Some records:
---*---

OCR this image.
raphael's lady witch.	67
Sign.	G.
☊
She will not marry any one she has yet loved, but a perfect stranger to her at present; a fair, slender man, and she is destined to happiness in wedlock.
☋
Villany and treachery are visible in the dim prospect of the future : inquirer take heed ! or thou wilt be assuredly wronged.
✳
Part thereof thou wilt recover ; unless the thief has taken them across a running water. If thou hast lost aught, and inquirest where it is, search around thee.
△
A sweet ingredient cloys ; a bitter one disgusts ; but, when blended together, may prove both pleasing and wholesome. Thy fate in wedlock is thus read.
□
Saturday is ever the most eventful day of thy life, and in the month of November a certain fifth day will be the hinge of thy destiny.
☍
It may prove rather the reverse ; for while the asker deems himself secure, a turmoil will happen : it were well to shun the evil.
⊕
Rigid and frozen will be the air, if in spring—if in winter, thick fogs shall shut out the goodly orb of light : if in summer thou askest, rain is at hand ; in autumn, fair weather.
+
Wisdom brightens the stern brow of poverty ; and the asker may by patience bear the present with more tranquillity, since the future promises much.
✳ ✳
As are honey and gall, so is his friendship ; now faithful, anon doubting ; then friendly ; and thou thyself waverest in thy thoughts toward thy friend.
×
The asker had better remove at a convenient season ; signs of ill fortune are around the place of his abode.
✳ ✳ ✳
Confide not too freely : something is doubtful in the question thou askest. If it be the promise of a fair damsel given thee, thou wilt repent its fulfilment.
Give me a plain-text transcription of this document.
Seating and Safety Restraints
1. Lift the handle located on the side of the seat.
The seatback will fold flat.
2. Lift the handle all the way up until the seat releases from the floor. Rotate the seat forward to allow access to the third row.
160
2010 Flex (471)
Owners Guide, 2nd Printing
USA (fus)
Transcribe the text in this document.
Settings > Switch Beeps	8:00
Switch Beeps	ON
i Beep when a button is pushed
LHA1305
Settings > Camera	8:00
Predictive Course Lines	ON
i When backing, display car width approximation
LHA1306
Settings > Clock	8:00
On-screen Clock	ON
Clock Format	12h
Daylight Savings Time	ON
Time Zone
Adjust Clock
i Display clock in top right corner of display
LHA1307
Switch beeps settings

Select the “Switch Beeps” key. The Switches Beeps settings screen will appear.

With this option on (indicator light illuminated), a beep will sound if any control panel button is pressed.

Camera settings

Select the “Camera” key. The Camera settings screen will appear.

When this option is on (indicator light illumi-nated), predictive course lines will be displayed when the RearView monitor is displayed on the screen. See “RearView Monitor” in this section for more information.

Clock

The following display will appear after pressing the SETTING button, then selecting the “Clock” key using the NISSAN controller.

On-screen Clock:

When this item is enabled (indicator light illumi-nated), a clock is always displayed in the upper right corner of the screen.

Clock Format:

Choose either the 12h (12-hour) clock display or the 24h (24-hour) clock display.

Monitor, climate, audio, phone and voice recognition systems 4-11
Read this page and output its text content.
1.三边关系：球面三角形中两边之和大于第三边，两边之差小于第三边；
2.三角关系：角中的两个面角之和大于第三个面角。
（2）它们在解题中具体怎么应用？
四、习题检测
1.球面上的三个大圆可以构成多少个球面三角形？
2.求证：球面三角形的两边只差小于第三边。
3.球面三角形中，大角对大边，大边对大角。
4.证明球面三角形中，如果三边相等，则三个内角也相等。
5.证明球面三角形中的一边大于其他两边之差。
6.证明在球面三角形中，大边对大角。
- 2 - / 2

---*---

| Requirements |
Point out every line holding the string "future" and copy it.

| Answer |
Villany and treachery are visible in the dim prospect of the future : inquirer take heed ! or thou wilt be assuredly wronged.
Wisdom brightens the stern brow of poverty ; and the asker may by patience bear the present with more tranquillity, since the future promises much.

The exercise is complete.